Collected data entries
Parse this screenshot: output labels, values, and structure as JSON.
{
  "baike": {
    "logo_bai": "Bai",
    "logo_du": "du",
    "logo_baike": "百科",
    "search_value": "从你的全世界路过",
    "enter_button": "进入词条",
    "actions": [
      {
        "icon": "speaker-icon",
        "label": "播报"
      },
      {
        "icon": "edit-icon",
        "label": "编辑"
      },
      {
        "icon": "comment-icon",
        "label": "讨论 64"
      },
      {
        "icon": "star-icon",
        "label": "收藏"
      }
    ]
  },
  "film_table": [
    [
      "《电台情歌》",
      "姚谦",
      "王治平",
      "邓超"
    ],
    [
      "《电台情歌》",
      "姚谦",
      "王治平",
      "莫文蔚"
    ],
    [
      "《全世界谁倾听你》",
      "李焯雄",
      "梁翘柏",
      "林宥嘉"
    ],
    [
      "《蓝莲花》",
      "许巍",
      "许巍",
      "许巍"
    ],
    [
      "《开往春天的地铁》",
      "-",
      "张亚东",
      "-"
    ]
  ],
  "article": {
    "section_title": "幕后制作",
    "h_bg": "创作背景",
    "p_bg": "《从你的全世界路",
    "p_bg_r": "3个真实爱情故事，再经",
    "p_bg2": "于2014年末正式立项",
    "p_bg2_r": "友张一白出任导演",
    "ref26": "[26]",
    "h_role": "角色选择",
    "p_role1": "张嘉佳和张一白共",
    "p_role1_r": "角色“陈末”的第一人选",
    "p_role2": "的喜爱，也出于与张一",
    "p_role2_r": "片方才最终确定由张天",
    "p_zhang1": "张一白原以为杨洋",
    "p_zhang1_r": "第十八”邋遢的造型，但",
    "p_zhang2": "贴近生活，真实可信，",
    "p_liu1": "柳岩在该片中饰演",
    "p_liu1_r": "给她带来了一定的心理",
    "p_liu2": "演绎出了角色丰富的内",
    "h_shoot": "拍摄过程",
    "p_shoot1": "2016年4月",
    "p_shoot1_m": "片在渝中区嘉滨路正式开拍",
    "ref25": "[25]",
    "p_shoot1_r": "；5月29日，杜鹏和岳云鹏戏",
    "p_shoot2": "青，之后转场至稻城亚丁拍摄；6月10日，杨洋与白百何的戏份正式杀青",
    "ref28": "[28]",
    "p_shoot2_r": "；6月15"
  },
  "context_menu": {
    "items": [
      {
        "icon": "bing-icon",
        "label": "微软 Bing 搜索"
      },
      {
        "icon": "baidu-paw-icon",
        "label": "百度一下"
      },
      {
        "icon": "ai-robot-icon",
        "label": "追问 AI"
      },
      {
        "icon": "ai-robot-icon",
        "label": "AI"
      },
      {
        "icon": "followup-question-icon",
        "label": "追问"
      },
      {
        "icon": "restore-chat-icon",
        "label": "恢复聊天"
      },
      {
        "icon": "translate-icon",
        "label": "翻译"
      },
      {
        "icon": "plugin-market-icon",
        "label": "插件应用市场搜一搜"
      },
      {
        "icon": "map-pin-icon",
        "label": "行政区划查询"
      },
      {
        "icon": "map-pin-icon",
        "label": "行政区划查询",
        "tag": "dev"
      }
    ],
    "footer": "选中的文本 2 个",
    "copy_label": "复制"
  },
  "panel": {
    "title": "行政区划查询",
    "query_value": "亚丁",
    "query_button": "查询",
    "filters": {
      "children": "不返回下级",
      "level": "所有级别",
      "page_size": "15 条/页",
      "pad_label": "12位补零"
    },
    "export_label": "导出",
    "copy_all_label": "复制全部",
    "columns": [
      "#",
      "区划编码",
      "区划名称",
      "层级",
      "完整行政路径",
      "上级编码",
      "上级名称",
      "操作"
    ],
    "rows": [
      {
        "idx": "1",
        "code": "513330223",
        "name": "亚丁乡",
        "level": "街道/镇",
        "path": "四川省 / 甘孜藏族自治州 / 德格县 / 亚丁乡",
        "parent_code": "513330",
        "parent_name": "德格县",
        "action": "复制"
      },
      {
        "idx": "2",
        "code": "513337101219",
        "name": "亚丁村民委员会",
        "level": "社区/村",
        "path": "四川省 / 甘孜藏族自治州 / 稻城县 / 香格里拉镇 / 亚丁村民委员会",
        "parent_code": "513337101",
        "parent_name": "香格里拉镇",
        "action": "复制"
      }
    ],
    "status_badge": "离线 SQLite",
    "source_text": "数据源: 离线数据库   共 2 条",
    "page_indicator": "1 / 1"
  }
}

### What you have to do
Give the material above again, word for word.

### Answer to the problem
Parse this screenshot: output labels, values, and structure as JSON.
{
  "baike": {
    "logo_bai": "Bai",
    "logo_du": "du",
    "logo_baike": "百科",
    "search_value": "从你的全世界路过",
    "enter_button": "进入词条",
    "actions": [
      {
        "icon": "speaker-icon",
        "label": "播报"
      },
      {
        "icon": "edit-icon",
        "label": "编辑"
      },
      {
        "icon": "comment-icon",
        "label": "讨论 64"
      },
      {
        "icon": "star-icon",
        "label": "收藏"
      }
    ]
  },
  "film_table": [
    [
      "《电台情歌》",
      "姚谦",
      "王治平",
      "邓超"
    ],
    [
      "《电台情歌》",
      "姚谦",
      "王治平",
      "莫文蔚"
    ],
    [
      "《全世界谁倾听你》",
      "李焯雄",
      "梁翘柏",
      "林宥嘉"
    ],
    [
      "《蓝莲花》",
      "许巍",
      "许巍",
      "许巍"
    ],
    [
      "《开往春天的地铁》",
      "-",
      "张亚东",
      "-"
    ]
  ],
  "article": {
    "section_title": "幕后制作",
    "h_bg": "创作背景",
    "p_bg": "《从你的全世界路",
    "p_bg_r": "3个真实爱情故事，再经",
    "p_bg2": "于2014年末正式立项",
    "p_bg2_r": "友张一白出任导演",
    "ref26": "[26]",
    "h_role": "角色选择",
    "p_role1": "张嘉佳和张一白共",
    "p_role1_r": "角色“陈末”的第一人选",
    "p_role2": "的喜爱，也出于与张一",
    "p_role2_r": "片方才最终确定由张天",
    "p_zhang1": "张一白原以为杨洋",
    "p_zhang1_r": "第十八”邋遢的造型，但",
    "p_zhang2": "贴近生活，真实可信，",
    "p_liu1": "柳岩在该片中饰演",
    "p_liu1_r": "给她带来了一定的心理",
    "p_liu2": "演绎出了角色丰富的内",
    "h_shoot": "拍摄过程",
    "p_shoot1": "2016年4月",
    "p_shoot1_m": "片在渝中区嘉滨路正式开拍",
    "ref25": "[25]",
    "p_shoot1_r": "；5月29日，杜鹏和岳云鹏戏",
    "p_shoot2": "青，之后转场至稻城亚丁拍摄；6月10日，杨洋与白百何的戏份正式杀青",
    "ref28": "[28]",
    "p_shoot2_r": "；6月15"
  },
  "context_menu": {
    "items": [
      {
        "icon": "bing-icon",
        "label": "微软 Bing 搜索"
      },
      {
        "icon": "baidu-paw-icon",
        "label": "百度一下"
      },
      {
        "icon": "ai-robot-icon",
        "label": "追问 AI"
      },
      {
        "icon": "ai-robot-icon",
        "label": "AI"
      },
      {
        "icon": "followup-question-icon",
        "label": "追问"
      },
      {
        "icon": "restore-chat-icon",
        "label": "恢复聊天"
      },
      {
        "icon": "translate-icon",
        "label": "翻译"
      },
      {
        "icon": "plugin-market-icon",
        "label": "插件应用市场搜一搜"
      },
      {
        "icon": "map-pin-icon",
        "label": "行政区划查询"
      },
      {
        "icon": "map-pin-icon",
        "label": "行政区划查询",
        "tag": "dev"
      }
    ],
    "footer": "选中的文本 2 个",
    "copy_label": "复制"
  },
  "panel": {
    "title": "行政区划查询",
    "query_value": "亚丁",
    "query_button": "查询",
    "filters": {
      "children": "不返回下级",
      "level": "所有级别",
      "page_size": "15 条/页",
      "pad_label": "12位补零"
    },
    "export_label": "导出",
    "copy_all_label": "复制全部",
    "columns": [
      "#",
      "区划编码",
      "区划名称",
      "层级",
      "完整行政路径",
      "上级编码",
      "上级名称",
      "操作"
    ],
    "rows": [
      {
        "idx": "1",
        "code": "513330223",
        "name": "亚丁乡",
        "level": "街道/镇",
        "path": "四川省 / 甘孜藏族自治州 / 德格县 / 亚丁乡",
        "parent_code": "513330",
        "parent_name": "德格县",
        "action": "复制"
      },
      {
        "idx": "2",
        "code": "513337101219",
        "name": "亚丁村民委员会",
        "level": "社区/村",
        "path": "四川省 / 甘孜藏族自治州 / 稻城县 / 香格里拉镇 / 亚丁村民委员会",
        "parent_code": "513337101",
        "parent_name": "香格里拉镇",
        "action": "复制"
      }
    ],
    "status_badge": "离线 SQLite",
    "source_text": "数据源: 离线数据库   共 2 条",
    "page_indicator": "1 / 1"
  }
}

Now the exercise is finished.